_INSTRUCTION_
Emit a verbatim copy of the lines running from the line with "Read all visible content and emit it as JSON." through the end of the material below.

══════════════════════════════

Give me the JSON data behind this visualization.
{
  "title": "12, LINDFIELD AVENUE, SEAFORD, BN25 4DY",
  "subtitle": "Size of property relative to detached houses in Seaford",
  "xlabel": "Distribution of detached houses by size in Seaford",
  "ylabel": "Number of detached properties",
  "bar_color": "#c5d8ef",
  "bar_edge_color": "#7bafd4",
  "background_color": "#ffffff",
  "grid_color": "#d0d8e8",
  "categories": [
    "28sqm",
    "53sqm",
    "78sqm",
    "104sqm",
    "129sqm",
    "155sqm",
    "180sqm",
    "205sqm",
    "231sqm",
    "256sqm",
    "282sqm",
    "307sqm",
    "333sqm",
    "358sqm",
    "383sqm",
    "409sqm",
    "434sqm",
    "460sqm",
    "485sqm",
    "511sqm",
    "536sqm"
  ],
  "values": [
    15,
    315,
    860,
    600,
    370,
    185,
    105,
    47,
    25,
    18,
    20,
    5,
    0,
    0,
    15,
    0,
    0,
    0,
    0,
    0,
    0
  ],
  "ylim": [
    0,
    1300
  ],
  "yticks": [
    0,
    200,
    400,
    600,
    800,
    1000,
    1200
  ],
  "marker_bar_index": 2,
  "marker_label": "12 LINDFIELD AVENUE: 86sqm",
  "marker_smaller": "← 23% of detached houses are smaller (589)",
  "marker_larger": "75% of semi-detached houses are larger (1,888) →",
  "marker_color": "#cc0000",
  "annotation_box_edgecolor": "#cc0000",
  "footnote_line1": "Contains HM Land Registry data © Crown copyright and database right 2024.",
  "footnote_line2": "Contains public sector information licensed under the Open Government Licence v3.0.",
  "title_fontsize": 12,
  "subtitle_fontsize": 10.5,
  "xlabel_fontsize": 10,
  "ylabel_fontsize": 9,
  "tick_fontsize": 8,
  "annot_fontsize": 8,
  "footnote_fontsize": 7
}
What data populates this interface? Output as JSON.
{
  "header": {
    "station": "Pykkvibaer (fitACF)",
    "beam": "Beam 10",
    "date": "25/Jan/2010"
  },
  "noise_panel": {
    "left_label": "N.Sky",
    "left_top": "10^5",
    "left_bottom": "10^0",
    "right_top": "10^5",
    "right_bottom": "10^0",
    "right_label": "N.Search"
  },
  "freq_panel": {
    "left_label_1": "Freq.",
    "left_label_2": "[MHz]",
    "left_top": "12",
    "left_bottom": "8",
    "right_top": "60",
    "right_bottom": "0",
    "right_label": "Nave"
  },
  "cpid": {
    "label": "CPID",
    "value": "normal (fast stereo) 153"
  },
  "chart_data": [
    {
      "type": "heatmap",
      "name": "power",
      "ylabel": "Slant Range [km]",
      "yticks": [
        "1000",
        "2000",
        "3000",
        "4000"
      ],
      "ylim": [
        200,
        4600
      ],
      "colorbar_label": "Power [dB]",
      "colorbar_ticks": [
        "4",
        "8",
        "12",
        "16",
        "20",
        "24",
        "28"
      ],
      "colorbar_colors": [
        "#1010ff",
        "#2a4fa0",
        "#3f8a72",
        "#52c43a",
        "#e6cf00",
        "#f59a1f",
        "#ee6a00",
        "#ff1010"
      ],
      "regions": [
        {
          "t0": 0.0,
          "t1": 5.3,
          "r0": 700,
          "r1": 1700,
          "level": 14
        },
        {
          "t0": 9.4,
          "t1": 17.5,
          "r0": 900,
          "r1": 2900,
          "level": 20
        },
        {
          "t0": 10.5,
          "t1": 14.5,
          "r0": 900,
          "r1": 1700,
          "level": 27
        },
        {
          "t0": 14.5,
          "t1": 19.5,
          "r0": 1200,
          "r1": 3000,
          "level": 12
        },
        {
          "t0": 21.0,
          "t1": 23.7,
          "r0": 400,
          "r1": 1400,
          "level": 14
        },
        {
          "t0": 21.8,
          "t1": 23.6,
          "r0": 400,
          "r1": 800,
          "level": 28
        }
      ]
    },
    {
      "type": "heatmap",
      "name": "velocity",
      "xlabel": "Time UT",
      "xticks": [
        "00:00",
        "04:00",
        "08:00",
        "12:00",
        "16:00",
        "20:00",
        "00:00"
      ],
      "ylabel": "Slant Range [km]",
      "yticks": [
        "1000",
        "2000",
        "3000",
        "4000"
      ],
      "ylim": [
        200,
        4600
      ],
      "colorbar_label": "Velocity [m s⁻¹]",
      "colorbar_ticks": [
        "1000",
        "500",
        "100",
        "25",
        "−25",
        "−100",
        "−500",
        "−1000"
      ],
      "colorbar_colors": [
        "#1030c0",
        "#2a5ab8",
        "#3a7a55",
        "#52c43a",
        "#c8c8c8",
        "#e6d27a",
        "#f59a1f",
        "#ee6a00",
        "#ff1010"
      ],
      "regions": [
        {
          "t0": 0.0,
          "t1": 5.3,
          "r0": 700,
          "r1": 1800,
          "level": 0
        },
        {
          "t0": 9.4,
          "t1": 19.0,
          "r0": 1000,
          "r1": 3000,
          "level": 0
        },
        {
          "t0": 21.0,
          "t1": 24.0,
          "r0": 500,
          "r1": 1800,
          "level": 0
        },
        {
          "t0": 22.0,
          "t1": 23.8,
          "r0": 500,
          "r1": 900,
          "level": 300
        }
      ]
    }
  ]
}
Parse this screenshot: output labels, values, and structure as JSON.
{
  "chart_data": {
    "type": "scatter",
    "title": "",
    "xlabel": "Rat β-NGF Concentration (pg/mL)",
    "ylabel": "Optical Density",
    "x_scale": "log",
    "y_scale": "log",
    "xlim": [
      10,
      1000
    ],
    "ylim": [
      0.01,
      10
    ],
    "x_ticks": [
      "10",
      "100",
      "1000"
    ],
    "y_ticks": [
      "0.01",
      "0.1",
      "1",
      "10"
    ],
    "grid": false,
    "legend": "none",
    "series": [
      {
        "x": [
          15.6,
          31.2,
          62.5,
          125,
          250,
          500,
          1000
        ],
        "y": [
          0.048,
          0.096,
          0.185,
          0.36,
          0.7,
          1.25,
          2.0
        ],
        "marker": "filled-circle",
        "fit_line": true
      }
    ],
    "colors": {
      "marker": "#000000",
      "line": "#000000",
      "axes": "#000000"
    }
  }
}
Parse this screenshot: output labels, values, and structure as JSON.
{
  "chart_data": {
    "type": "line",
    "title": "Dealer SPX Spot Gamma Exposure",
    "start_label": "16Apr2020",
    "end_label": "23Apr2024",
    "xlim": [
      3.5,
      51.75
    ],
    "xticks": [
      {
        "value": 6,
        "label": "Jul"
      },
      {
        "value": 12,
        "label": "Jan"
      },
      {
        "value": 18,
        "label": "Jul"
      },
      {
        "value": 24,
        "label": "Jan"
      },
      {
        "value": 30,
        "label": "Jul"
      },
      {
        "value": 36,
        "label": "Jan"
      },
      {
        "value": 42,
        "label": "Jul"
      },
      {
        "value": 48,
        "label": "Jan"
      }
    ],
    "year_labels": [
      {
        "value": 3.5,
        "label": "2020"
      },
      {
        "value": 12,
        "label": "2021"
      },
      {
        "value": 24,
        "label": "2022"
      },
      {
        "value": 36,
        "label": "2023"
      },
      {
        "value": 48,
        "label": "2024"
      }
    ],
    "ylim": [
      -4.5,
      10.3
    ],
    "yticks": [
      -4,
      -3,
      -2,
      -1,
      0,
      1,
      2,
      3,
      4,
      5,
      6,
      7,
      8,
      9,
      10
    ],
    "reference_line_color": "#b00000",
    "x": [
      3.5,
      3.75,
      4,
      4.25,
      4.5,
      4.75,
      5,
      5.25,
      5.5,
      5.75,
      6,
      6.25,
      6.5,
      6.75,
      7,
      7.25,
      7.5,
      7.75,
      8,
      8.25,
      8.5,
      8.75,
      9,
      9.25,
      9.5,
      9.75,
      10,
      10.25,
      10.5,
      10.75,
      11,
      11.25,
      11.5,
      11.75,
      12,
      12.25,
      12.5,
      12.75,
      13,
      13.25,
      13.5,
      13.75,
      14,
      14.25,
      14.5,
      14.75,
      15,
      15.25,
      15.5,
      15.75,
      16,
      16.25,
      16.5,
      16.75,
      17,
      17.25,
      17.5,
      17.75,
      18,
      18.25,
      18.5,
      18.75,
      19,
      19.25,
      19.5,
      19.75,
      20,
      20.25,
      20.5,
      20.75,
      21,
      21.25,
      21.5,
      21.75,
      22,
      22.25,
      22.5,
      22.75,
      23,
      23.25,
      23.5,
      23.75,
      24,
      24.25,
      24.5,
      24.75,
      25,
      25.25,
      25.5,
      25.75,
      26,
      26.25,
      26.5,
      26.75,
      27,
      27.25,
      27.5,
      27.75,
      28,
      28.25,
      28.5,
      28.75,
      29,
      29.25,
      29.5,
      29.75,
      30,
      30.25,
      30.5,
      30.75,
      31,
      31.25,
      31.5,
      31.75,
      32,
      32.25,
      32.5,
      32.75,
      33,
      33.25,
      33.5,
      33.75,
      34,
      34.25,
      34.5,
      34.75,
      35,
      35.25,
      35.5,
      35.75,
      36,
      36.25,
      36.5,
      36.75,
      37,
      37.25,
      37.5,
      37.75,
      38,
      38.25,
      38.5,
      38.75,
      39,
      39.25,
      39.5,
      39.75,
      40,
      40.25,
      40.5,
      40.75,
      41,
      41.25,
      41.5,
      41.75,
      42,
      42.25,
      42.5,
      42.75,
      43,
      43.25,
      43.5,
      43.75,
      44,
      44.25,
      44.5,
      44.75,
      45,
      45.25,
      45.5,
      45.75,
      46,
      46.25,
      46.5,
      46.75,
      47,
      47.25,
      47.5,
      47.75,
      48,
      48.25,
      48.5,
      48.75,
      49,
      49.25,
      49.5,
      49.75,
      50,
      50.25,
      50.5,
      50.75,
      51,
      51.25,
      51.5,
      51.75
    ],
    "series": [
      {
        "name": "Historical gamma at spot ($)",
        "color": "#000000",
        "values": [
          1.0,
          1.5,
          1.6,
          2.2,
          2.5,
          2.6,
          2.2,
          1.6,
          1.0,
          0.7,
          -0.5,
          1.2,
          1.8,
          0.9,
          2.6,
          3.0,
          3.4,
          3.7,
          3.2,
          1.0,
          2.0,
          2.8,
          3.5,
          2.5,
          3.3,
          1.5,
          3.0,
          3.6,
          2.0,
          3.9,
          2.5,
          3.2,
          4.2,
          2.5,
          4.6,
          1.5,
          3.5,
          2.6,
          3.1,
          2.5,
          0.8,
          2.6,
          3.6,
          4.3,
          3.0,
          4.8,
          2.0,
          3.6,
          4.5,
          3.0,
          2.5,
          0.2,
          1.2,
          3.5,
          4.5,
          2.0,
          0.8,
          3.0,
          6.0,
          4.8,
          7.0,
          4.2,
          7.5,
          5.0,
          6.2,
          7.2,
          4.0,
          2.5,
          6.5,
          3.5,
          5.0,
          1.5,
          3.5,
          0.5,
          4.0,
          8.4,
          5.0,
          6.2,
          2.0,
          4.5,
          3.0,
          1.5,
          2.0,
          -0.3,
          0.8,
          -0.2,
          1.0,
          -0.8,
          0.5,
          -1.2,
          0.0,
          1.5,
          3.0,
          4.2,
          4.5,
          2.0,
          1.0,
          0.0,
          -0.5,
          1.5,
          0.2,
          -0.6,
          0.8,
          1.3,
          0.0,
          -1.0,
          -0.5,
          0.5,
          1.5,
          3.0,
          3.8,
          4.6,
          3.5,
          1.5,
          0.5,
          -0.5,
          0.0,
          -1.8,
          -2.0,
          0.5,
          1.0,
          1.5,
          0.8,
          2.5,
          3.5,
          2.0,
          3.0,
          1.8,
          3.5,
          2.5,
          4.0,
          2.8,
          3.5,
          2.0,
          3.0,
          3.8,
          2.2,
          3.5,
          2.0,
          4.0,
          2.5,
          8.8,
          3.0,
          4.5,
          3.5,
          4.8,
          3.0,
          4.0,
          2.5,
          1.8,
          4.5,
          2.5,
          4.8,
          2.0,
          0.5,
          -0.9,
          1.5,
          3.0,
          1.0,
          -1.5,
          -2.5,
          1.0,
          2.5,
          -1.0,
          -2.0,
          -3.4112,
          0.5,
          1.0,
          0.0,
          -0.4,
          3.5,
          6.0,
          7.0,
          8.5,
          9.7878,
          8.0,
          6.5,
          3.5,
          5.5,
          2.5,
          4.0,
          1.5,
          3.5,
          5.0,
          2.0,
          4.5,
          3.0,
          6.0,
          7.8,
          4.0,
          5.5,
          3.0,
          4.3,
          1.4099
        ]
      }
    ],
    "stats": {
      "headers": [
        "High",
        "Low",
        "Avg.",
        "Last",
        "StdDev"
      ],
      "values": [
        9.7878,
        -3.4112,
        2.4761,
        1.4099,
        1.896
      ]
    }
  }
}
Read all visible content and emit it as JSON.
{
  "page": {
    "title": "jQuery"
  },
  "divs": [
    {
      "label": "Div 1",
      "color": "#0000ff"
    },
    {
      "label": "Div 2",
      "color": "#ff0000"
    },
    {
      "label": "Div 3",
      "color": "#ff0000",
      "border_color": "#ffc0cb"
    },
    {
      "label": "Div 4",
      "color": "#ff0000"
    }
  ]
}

══════════════════════════════

_ANSWER TO THIS EXERCISE_
Read all visible content and emit it as JSON.
{
  "page": {
    "title": "jQuery"
  },
  "divs": [
    {
      "label": "Div 1",
      "color": "#0000ff"
    },
    {
      "label": "Div 2",
      "color": "#ff0000"
    },
    {
      "label": "Div 3",
      "color": "#ff0000",
      "border_color": "#ffc0cb"
    },
    {
      "label": "Div 4",
      "color": "#ff0000"
    }
  ]
}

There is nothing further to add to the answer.